**** DATASET ROWS

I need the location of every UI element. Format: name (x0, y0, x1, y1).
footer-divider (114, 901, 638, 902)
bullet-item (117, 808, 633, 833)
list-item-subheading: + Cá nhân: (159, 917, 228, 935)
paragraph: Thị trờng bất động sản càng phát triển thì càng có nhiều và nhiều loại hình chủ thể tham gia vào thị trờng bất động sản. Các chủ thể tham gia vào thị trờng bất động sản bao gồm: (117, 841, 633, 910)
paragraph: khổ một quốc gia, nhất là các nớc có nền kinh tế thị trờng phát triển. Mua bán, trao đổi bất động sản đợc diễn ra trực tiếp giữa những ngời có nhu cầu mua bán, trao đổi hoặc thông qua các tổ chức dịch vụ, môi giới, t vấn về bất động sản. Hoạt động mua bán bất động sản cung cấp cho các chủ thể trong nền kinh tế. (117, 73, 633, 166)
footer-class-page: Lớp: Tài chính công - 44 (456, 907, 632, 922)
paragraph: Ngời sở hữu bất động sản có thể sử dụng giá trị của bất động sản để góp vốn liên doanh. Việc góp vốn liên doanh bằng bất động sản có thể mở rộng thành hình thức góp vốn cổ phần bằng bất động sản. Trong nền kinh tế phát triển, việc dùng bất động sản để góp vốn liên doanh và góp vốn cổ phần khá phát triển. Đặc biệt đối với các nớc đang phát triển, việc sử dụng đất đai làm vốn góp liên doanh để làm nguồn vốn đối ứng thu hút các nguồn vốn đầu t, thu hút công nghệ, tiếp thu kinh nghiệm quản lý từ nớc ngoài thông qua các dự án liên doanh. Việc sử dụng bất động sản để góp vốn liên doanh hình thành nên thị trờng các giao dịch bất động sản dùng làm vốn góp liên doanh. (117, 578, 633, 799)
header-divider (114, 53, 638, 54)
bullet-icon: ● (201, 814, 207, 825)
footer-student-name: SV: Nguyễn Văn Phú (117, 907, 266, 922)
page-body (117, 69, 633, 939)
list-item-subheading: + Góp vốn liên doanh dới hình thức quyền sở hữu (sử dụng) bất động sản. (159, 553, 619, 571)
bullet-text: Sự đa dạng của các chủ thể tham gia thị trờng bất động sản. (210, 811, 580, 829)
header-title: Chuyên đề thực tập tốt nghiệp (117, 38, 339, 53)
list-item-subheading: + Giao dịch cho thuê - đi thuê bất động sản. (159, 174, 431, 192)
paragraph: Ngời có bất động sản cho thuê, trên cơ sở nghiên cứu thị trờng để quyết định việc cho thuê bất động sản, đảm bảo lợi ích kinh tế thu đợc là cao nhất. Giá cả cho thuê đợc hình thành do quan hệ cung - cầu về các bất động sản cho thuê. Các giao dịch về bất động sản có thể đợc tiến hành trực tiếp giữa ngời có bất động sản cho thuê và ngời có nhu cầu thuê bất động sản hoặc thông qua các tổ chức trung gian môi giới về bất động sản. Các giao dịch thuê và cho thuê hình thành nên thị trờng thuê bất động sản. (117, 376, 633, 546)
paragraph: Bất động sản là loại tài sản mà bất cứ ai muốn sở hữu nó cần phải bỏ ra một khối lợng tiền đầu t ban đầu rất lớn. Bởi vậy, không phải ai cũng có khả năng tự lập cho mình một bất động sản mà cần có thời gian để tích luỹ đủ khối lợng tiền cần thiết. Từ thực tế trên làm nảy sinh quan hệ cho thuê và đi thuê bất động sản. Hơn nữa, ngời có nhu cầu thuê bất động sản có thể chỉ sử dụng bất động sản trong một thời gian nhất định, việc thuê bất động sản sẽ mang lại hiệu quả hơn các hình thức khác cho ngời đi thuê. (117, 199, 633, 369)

********

### EXERCISE INSTRUCTIONS
Reproduce the material word for word, from its very first line through the line that contains "paragraph: Thị trờng", with both of those lines included.

### ANSWER
I need the location of every UI element. Format: name (x0, y0, x1, y1).
footer-divider (114, 901, 638, 902)
bullet-item (117, 808, 633, 833)
list-item-subheading: + Cá nhân: (159, 917, 228, 935)
paragraph: Thị trờng bất động sản càng phát triển thì càng có nhiều và nhiều loại hình chủ thể tham gia vào thị trờng bất động sản. Các chủ thể tham gia vào thị trờng bất động sản bao gồm: (117, 841, 633, 910)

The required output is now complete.